(Data items)
----------

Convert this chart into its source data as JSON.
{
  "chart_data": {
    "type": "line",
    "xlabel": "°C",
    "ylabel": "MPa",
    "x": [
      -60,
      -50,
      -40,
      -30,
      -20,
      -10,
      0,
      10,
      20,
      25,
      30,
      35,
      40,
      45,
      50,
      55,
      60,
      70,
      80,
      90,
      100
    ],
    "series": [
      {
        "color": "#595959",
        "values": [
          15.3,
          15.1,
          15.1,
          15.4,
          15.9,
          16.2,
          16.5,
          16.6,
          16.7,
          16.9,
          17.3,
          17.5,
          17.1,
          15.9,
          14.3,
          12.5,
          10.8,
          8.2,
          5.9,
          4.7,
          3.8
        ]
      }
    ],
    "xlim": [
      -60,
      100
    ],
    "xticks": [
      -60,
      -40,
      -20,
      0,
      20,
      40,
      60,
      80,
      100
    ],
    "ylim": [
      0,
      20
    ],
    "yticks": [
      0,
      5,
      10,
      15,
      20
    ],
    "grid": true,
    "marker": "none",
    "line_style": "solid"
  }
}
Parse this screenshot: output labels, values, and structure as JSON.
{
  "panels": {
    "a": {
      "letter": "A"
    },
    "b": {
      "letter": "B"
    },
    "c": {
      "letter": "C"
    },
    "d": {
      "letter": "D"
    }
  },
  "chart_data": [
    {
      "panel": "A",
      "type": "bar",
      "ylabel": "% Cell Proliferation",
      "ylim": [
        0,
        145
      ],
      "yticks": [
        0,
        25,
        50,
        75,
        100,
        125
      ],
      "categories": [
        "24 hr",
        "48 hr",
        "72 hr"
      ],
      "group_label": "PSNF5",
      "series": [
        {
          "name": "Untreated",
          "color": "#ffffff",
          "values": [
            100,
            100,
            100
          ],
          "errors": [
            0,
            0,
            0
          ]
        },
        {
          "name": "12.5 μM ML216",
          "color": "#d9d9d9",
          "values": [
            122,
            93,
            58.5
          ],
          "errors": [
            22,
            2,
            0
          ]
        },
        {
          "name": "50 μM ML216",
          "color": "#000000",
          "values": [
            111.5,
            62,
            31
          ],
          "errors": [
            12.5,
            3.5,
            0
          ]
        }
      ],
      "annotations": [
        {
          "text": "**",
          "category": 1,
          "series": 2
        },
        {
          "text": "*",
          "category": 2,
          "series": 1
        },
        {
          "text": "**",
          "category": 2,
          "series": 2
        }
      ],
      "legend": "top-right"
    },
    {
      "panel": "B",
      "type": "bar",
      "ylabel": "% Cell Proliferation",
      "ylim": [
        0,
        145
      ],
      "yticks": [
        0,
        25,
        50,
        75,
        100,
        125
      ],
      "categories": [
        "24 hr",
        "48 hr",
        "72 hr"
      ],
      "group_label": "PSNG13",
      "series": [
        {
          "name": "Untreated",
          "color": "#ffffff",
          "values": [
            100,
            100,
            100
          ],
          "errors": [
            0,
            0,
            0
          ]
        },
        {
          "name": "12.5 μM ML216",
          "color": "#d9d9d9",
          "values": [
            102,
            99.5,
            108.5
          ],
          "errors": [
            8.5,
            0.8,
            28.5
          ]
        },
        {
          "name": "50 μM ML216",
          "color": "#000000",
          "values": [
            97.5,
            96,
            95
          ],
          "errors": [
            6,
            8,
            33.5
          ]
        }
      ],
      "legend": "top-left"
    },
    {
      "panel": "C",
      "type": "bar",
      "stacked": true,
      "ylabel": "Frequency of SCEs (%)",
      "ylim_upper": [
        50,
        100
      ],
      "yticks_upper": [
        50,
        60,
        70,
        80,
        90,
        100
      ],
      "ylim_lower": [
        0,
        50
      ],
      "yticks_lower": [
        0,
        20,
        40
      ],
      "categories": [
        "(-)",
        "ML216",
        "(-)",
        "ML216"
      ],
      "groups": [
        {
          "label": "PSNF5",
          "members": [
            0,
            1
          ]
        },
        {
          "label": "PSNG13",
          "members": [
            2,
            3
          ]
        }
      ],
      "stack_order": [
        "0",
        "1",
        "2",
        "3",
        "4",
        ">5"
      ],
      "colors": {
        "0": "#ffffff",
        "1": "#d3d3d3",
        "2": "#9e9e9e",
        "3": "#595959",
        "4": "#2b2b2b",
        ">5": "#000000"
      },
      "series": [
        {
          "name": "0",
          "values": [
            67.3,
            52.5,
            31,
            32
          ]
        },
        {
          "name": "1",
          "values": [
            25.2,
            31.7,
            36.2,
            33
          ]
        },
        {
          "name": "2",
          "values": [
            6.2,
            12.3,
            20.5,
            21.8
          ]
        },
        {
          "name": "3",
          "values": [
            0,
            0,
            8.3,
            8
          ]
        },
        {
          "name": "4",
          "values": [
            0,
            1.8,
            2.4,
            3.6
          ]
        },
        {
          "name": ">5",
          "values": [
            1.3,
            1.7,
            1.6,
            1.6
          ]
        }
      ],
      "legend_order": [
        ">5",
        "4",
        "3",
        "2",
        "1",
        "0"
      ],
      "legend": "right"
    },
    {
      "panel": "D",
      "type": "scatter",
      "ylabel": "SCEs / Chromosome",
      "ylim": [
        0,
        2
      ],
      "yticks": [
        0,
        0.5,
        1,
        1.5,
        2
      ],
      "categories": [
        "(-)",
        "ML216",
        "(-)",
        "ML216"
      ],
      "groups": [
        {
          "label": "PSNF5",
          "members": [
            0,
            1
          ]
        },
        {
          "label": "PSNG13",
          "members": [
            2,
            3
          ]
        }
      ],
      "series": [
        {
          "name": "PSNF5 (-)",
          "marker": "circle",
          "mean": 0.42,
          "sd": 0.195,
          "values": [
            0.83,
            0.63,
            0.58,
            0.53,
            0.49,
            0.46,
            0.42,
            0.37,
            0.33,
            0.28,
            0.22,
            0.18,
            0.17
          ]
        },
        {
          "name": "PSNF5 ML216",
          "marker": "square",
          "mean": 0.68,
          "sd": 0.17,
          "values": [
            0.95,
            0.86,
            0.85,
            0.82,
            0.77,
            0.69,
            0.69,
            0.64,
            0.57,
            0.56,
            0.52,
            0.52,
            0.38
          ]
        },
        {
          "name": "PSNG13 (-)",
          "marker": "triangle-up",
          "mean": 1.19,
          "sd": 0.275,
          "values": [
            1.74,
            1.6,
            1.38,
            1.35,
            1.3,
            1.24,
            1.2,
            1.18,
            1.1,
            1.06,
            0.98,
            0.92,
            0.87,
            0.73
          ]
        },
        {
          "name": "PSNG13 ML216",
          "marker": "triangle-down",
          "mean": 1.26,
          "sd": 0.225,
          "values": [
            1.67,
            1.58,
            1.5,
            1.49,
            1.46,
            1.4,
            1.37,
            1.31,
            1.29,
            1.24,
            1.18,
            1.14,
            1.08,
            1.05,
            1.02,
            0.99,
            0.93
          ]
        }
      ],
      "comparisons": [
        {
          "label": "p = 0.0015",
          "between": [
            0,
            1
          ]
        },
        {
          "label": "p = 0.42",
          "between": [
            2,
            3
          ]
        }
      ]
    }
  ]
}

----------

Copy the records above exactly as they appear.

Convert this chart into its source data as JSON.
{
  "chart_data": {
    "type": "line",
    "xlabel": "°C",
    "ylabel": "MPa",
    "x": [
      -60,
      -50,
      -40,
      -30,
      -20,
      -10,
      0,
      10,
      20,
      25,
      30,
      35,
      40,
      45,
      50,
      55,
      60,
      70,
      80,
      90,
      100
    ],
    "series": [
      {
        "color": "#595959",
        "values": [
          15.3,
          15.1,
          15.1,
          15.4,
          15.9,
          16.2,
          16.5,
          16.6,
          16.7,
          16.9,
          17.3,
          17.5,
          17.1,
          15.9,
          14.3,
          12.5,
          10.8,
          8.2,
          5.9,
          4.7,
          3.8
        ]
      }
    ],
    "xlim": [
      -60,
      100
    ],
    "xticks": [
      -60,
      -40,
      -20,
      0,
      20,
      40,
      60,
      80,
      100
    ],
    "ylim": [
      0,
      20
    ],
    "yticks": [
      0,
      5,
      10,
      15,
      20
    ],
    "grid": true,
    "marker": "none",
    "line_style": "solid"
  }
}
Parse this screenshot: output labels, values, and structure as JSON.
{
  "panels": {
    "a": {
      "letter": "A"
    },
    "b": {
      "letter": "B"
    },
    "c": {
      "letter": "C"
    },
    "d": {
      "letter": "D"
    }
  },
  "chart_data": [
    {
      "panel": "A",
      "type": "bar",
      "ylabel": "% Cell Proliferation",
      "ylim": [
        0,
        145
      ],
      "yticks": [
        0,
        25,
        50,
        75,
        100,
        125
      ],
      "categories": [
        "24 hr",
        "48 hr",
        "72 hr"
      ],
      "group_label": "PSNF5",
      "series": [
        {
          "name": "Untreated",
          "color": "#ffffff",
          "values": [
            100,
            100,
            100
          ],
          "errors": [
            0,
            0,
            0
          ]
        },
        {
          "name": "12.5 μM ML216",
          "color": "#d9d9d9",
          "values": [
            122,
            93,
            58.5
          ],
          "errors": [
            22,
            2,
            0
          ]
        },
        {
          "name": "50 μM ML216",
          "color": "#000000",
          "values": [
            111.5,
            62,
            31
          ],
          "errors": [
            12.5,
            3.5,
            0
          ]
        }
      ],
      "annotations": [
        {
          "text": "**",
          "category": 1,
          "series": 2
        },
        {
          "text": "*",
          "category": 2,
          "series": 1
        },
        {
          "text": "**",
          "category": 2,
          "series": 2
        }
      ],
      "legend": "top-right"
    },
    {
      "panel": "B",
      "type": "bar",
      "ylabel": "% Cell Proliferation",
      "ylim": [
        0,
        145
      ],
      "yticks": [
        0,
        25,
        50,
        75,
        100,
        125
      ],
      "categories": [
        "24 hr",
        "48 hr",
        "72 hr"
      ],
      "group_label": "PSNG13",
      "series": [
        {
          "name": "Untreated",
          "color": "#ffffff",
          "values": [
            100,
            100,
            100
          ],
          "errors": [
            0,
            0,
            0
          ]
        },
        {
          "name": "12.5 μM ML216",
          "color": "#d9d9d9",
          "values": [
            102,
            99.5,
            108.5
          ],
          "errors": [
            8.5,
            0.8,
            28.5
          ]
        },
        {
          "name": "50 μM ML216",
          "color": "#000000",
          "values": [
            97.5,
            96,
            95
          ],
          "errors": [
            6,
            8,
            33.5
          ]
        }
      ],
      "legend": "top-left"
    },
    {
      "panel": "C",
      "type": "bar",
      "stacked": true,
      "ylabel": "Frequency of SCEs (%)",
      "ylim_upper": [
        50,
        100
      ],
      "yticks_upper": [
        50,
        60,
        70,
        80,
        90,
        100
      ],
      "ylim_lower": [
        0,
        50
      ],
      "yticks_lower": [
        0,
        20,
        40
      ],
      "categories": [
        "(-)",
        "ML216",
        "(-)",
        "ML216"
      ],
      "groups": [
        {
          "label": "PSNF5",
          "members": [
            0,
            1
          ]
        },
        {
          "label": "PSNG13",
          "members": [
            2,
            3
          ]
        }
      ],
      "stack_order": [
        "0",
        "1",
        "2",
        "3",
        "4",
        ">5"
      ],
      "colors": {
        "0": "#ffffff",
        "1": "#d3d3d3",
        "2": "#9e9e9e",
        "3": "#595959",
        "4": "#2b2b2b",
        ">5": "#000000"
      },
      "series": [
        {
          "name": "0",
          "values": [
            67.3,
            52.5,
            31,
            32
          ]
        },
        {
          "name": "1",
          "values": [
            25.2,
            31.7,
            36.2,
            33
          ]
        },
        {
          "name": "2",
          "values": [
            6.2,
            12.3,
            20.5,
            21.8
          ]
        },
        {
          "name": "3",
          "values": [
            0,
            0,
            8.3,
            8
          ]
        },
        {
          "name": "4",
          "values": [
            0,
            1.8,
            2.4,
            3.6
          ]
        },
        {
          "name": ">5",
          "values": [
            1.3,
            1.7,
            1.6,
            1.6
          ]
        }
      ],
      "legend_order": [
        ">5",
        "4",
        "3",
        "2",
        "1",
        "0"
      ],
      "legend": "right"
    },
    {
      "panel": "D",
      "type": "scatter",
      "ylabel": "SCEs / Chromosome",
      "ylim": [
        0,
        2
      ],
      "yticks": [
        0,
        0.5,
        1,
        1.5,
        2
      ],
      "categories": [
        "(-)",
        "ML216",
        "(-)",
        "ML216"
      ],
      "groups": [
        {
          "label": "PSNF5",
          "members": [
            0,
            1
          ]
        },
        {
          "label": "PSNG13",
          "members": [
            2,
            3
          ]
        }
      ],
      "series": [
        {
          "name": "PSNF5 (-)",
          "marker": "circle",
          "mean": 0.42,
          "sd": 0.195,
          "values": [
            0.83,
            0.63,
            0.58,
            0.53,
            0.49,
            0.46,
            0.42,
            0.37,
            0.33,
            0.28,
            0.22,
            0.18,
            0.17
          ]
        },
        {
          "name": "PSNF5 ML216",
          "marker": "square",
          "mean": 0.68,
          "sd": 0.17,
          "values": [
            0.95,
            0.86,
            0.85,
            0.82,
            0.77,
            0.69,
            0.69,
            0.64,
            0.57,
            0.56,
            0.52,
            0.52,
            0.38
          ]
        },
        {
          "name": "PSNG13 (-)",
          "marker": "triangle-up",
          "mean": 1.19,
          "sd": 0.275,
          "values": [
            1.74,
            1.6,
            1.38,
            1.35,
            1.3,
            1.24,
            1.2,
            1.18,
            1.1,
            1.06,
            0.98,
            0.92,
            0.87,
            0.73
          ]
        },
        {
          "name": "PSNG13 ML216",
          "marker": "triangle-down",
          "mean": 1.26,
          "sd": 0.225,
          "values": [
            1.67,
            1.58,
            1.5,
            1.49,
            1.46,
            1.4,
            1.37,
            1.31,
            1.29,
            1.24,
            1.18,
            1.14,
            1.08,
            1.05,
            1.02,
            0.99,
            0.93
          ]
        }
      ],
      "comparisons": [
        {
          "label": "p = 0.0015",
          "between": [
            0,
            1
          ]
        },
        {
          "label": "p = 0.42",
          "between": [
            2,
            3
          ]
        }
      ]
    }
  ]
}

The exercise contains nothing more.